(Stored entries)
-- Start --

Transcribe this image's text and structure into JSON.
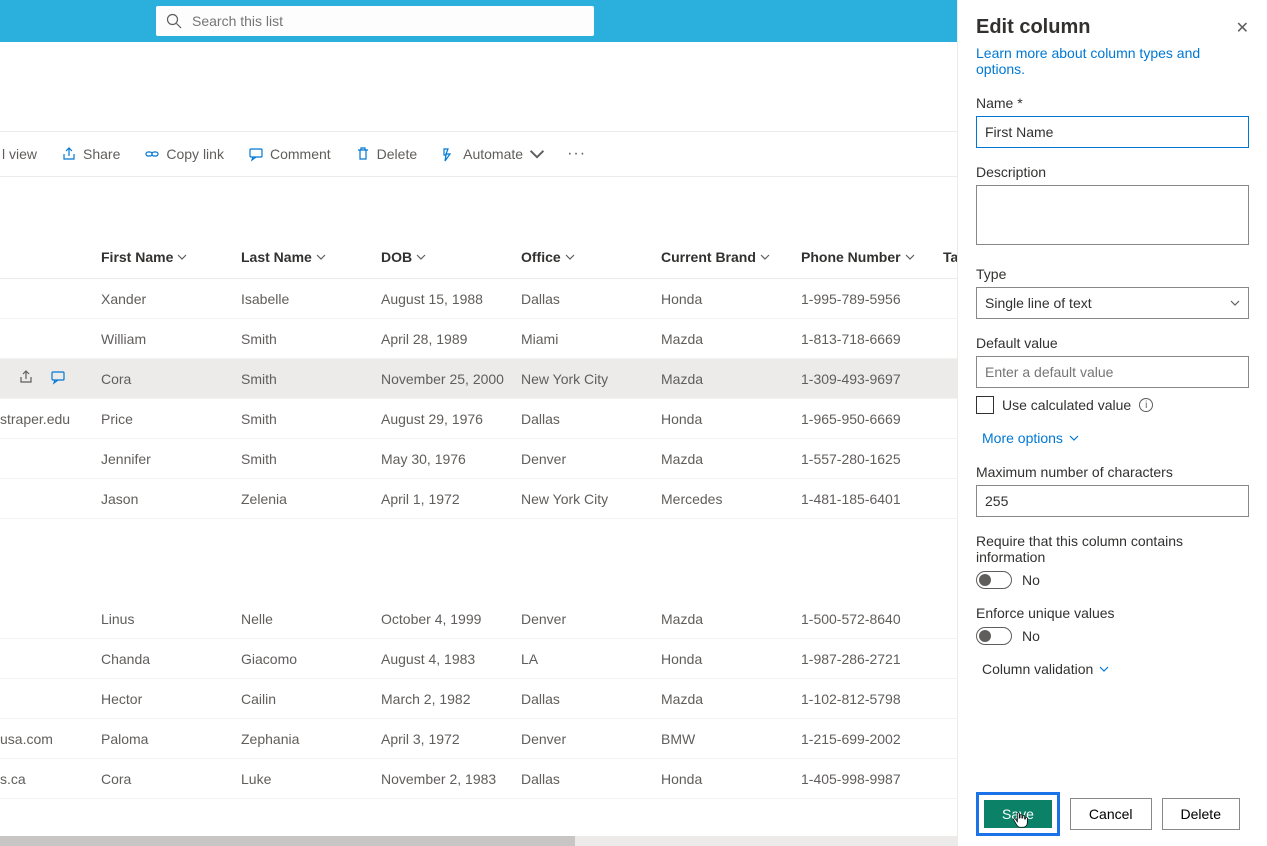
{
  "search": {
    "placeholder": "Search this list"
  },
  "commands": {
    "gridview": "l view",
    "share": "Share",
    "copylink": "Copy link",
    "comment": "Comment",
    "delete": "Delete",
    "automate": "Automate"
  },
  "columns": {
    "firstname": "First Name",
    "lastname": "Last Name",
    "dob": "DOB",
    "office": "Office",
    "brand": "Current Brand",
    "phone": "Phone Number",
    "extra": "Ta"
  },
  "rows": [
    {
      "email": "",
      "first": "Xander",
      "last": "Isabelle",
      "dob": "August 15, 1988",
      "office": "Dallas",
      "brand": "Honda",
      "phone": "1-995-789-5956"
    },
    {
      "email": "",
      "first": "William",
      "last": "Smith",
      "dob": "April 28, 1989",
      "office": "Miami",
      "brand": "Mazda",
      "phone": "1-813-718-6669"
    },
    {
      "email": "",
      "first": "Cora",
      "last": "Smith",
      "dob": "November 25, 2000",
      "office": "New York City",
      "brand": "Mazda",
      "phone": "1-309-493-9697",
      "selected": true,
      "icons": true
    },
    {
      "email": "straper.edu",
      "first": "Price",
      "last": "Smith",
      "dob": "August 29, 1976",
      "office": "Dallas",
      "brand": "Honda",
      "phone": "1-965-950-6669"
    },
    {
      "email": "",
      "first": "Jennifer",
      "last": "Smith",
      "dob": "May 30, 1976",
      "office": "Denver",
      "brand": "Mazda",
      "phone": "1-557-280-1625"
    },
    {
      "email": "",
      "first": "Jason",
      "last": "Zelenia",
      "dob": "April 1, 1972",
      "office": "New York City",
      "brand": "Mercedes",
      "phone": "1-481-185-6401"
    }
  ],
  "rows2": [
    {
      "email": "",
      "first": "Linus",
      "last": "Nelle",
      "dob": "October 4, 1999",
      "office": "Denver",
      "brand": "Mazda",
      "phone": "1-500-572-8640"
    },
    {
      "email": "",
      "first": "Chanda",
      "last": "Giacomo",
      "dob": "August 4, 1983",
      "office": "LA",
      "brand": "Honda",
      "phone": "1-987-286-2721"
    },
    {
      "email": "",
      "first": "Hector",
      "last": "Cailin",
      "dob": "March 2, 1982",
      "office": "Dallas",
      "brand": "Mazda",
      "phone": "1-102-812-5798"
    },
    {
      "email": "usa.com",
      "first": "Paloma",
      "last": "Zephania",
      "dob": "April 3, 1972",
      "office": "Denver",
      "brand": "BMW",
      "phone": "1-215-699-2002"
    },
    {
      "email": "s.ca",
      "first": "Cora",
      "last": "Luke",
      "dob": "November 2, 1983",
      "office": "Dallas",
      "brand": "Honda",
      "phone": "1-405-998-9987"
    }
  ],
  "panel": {
    "title": "Edit column",
    "learn": "Learn more about column types and options.",
    "name_label": "Name *",
    "name_value": "First Name",
    "description_label": "Description",
    "type_label": "Type",
    "type_value": "Single line of text",
    "default_label": "Default value",
    "default_placeholder": "Enter a default value",
    "calc_label": "Use calculated value",
    "more_options": "More options",
    "max_label": "Maximum number of characters",
    "max_value": "255",
    "require_label": "Require that this column contains information",
    "toggle_no": "No",
    "unique_label": "Enforce unique values",
    "validation": "Column validation",
    "save": "Save",
    "cancel": "Cancel",
    "delete": "Delete"
  }
}
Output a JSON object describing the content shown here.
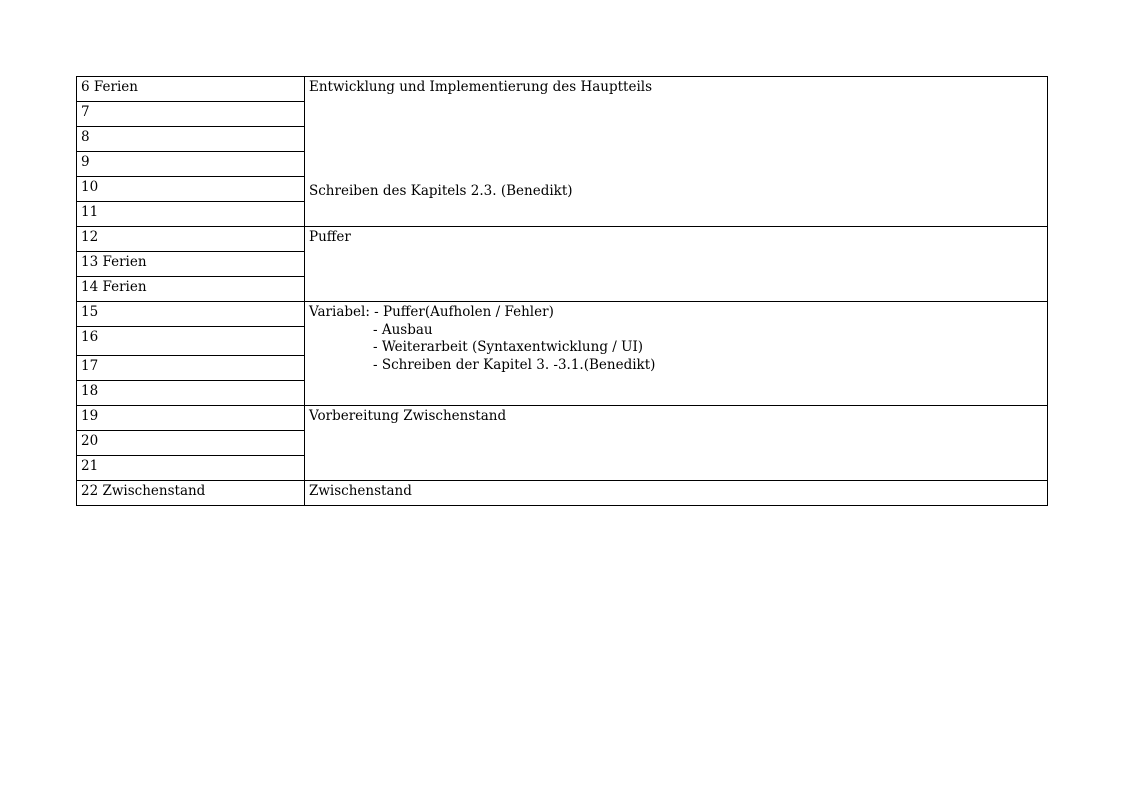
{
  "weeks": [
    {
      "label": "6 Ferien"
    },
    {
      "label": "7"
    },
    {
      "label": "8"
    },
    {
      "label": "9"
    },
    {
      "label": "10"
    },
    {
      "label": "11"
    },
    {
      "label": "12"
    },
    {
      "label": "13 Ferien"
    },
    {
      "label": "14 Ferien"
    },
    {
      "label": "15"
    },
    {
      "label": "16"
    },
    {
      "label": "17"
    },
    {
      "label": "18"
    },
    {
      "label": "19"
    },
    {
      "label": "20"
    },
    {
      "label": "21"
    },
    {
      "label": "22 Zwischenstand"
    }
  ],
  "tasks": {
    "block1_title": "Entwicklung und Implementierung des Hauptteils",
    "block1_note": "Schreiben des Kapitels 2.3. (Benedikt)",
    "block2_title": "Puffer",
    "block3_line1": "Variabel: - Puffer(Aufholen / Fehler)",
    "block3_line2": "- Ausbau",
    "block3_line3": "- Weiterarbeit (Syntaxentwicklung / UI)",
    "block3_line4": "- Schreiben der Kapitel 3. -3.1.(Benedikt)",
    "block4_title": "Vorbereitung Zwischenstand",
    "block5_title": "Zwischenstand"
  }
}
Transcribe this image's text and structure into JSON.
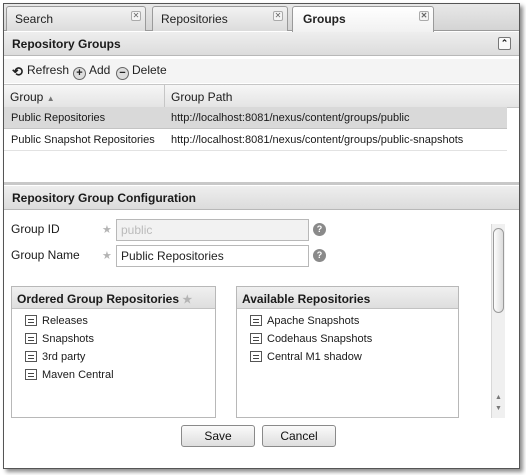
{
  "tabs": [
    {
      "label": "Search"
    },
    {
      "label": "Repositories"
    },
    {
      "label": "Groups"
    }
  ],
  "top_panel": {
    "title": "Repository Groups",
    "toolbar": {
      "refresh": "Refresh",
      "add": "Add",
      "delete": "Delete"
    },
    "columns": [
      "Group",
      "Group Path"
    ],
    "rows": [
      {
        "group": "Public Repositories",
        "path": "http://localhost:8081/nexus/content/groups/public",
        "selected": true
      },
      {
        "group": "Public Snapshot Repositories",
        "path": "http://localhost:8081/nexus/content/groups/public-snapshots",
        "selected": false
      }
    ]
  },
  "config_panel": {
    "title": "Repository Group Configuration",
    "group_id": {
      "label": "Group ID",
      "value": "public"
    },
    "group_name": {
      "label": "Group Name",
      "value": "Public Repositories"
    },
    "ordered": {
      "title": "Ordered Group Repositories",
      "items": [
        "Releases",
        "Snapshots",
        "3rd party",
        "Maven Central"
      ]
    },
    "available": {
      "title": "Available Repositories",
      "items": [
        "Apache Snapshots",
        "Codehaus Snapshots",
        "Central M1 shadow"
      ]
    },
    "save_label": "Save",
    "cancel_label": "Cancel"
  },
  "icons": {
    "refresh": "refresh-icon",
    "add": "add-icon",
    "delete": "delete-icon",
    "help": "help-icon",
    "repo": "repository-icon"
  }
}
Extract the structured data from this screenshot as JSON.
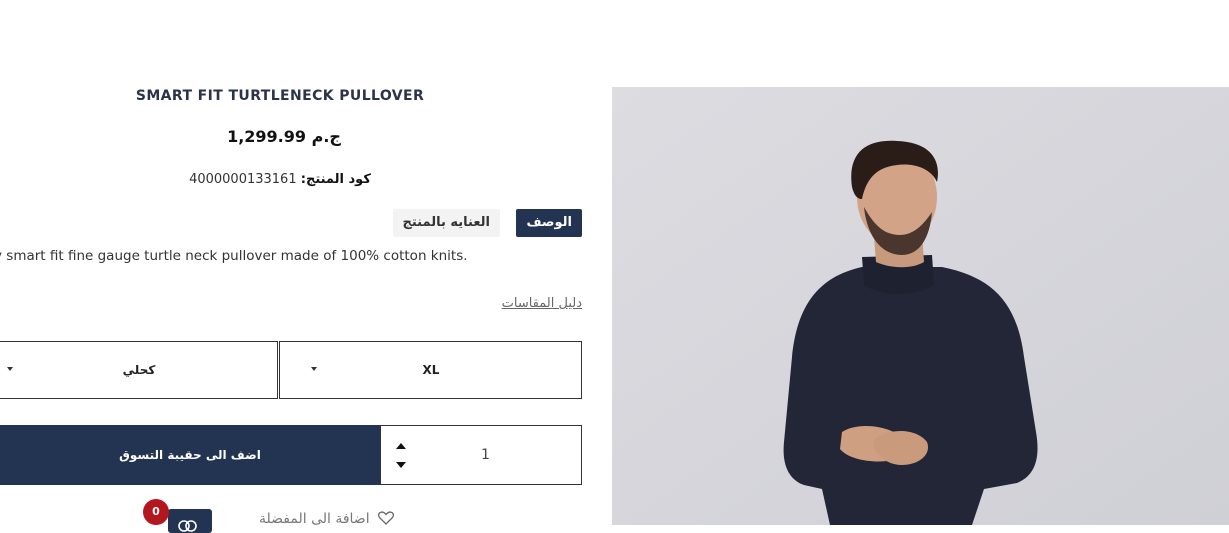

-- End --

Among the records above, find each line holding the string "options" and pull it out.

    "learn": "Learn more about column types and options.",
    "more_options": "More options",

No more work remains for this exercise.